Go through the entries one line at a time, and gather every line that has the word "plain".

Recorded data

- - - - -

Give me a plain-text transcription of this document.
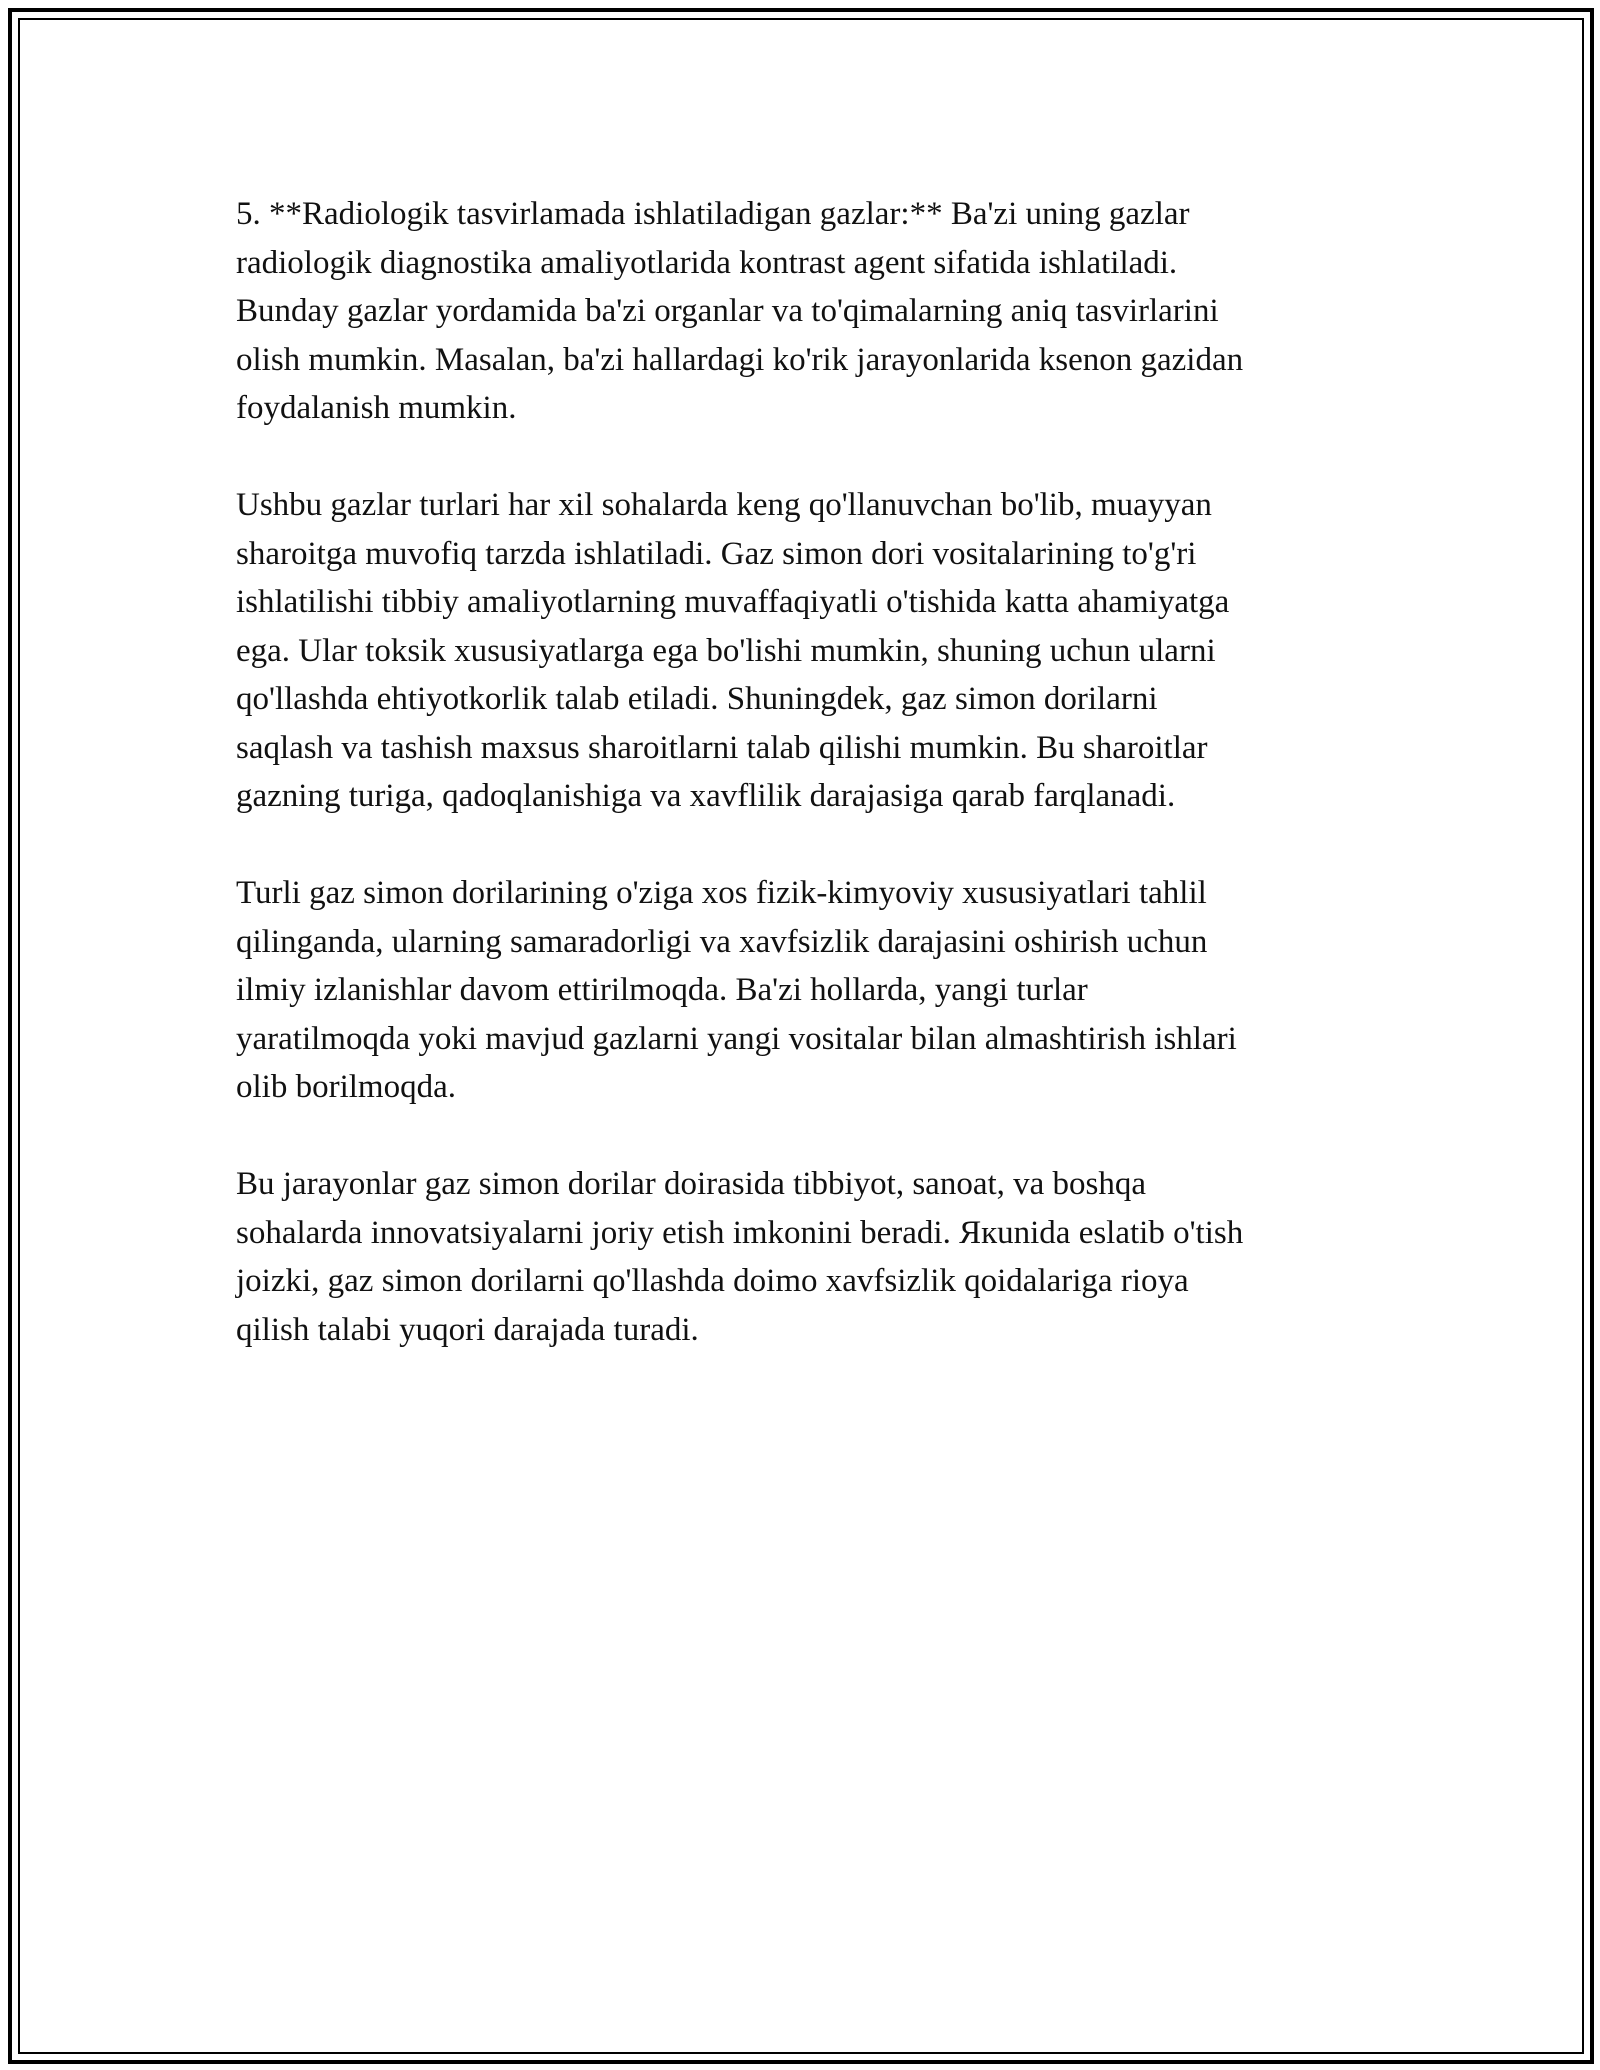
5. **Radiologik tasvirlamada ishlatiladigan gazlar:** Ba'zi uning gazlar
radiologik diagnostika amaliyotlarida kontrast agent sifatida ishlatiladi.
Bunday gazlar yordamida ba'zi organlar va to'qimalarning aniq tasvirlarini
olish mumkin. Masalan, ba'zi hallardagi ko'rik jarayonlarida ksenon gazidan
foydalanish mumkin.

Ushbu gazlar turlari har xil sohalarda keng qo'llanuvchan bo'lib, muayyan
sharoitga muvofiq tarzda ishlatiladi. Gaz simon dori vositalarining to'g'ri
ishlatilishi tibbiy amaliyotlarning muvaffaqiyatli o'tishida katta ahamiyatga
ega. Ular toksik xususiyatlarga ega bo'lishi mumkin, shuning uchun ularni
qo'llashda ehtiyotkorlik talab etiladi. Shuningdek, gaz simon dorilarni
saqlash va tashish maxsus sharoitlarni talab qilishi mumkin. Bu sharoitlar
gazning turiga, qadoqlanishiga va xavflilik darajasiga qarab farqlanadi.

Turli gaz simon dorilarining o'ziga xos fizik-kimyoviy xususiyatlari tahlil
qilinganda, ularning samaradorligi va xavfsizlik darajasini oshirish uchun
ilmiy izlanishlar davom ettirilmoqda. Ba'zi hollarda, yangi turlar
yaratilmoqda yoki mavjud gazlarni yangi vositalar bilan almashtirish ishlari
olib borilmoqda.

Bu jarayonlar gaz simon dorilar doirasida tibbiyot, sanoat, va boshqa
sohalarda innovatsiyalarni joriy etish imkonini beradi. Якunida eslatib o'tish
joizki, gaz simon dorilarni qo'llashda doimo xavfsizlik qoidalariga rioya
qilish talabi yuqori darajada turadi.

- - - - -

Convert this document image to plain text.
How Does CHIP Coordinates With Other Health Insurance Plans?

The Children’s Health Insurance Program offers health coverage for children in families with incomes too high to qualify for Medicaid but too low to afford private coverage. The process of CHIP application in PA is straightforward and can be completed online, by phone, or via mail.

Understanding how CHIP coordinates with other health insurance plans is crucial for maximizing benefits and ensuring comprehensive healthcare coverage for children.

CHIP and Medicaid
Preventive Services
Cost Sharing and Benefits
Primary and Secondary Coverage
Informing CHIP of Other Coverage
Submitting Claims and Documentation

- - - - -

▸ **Reply to the exercise**
Give me a plain-text transcription of this document.
Convert this document image to plain text.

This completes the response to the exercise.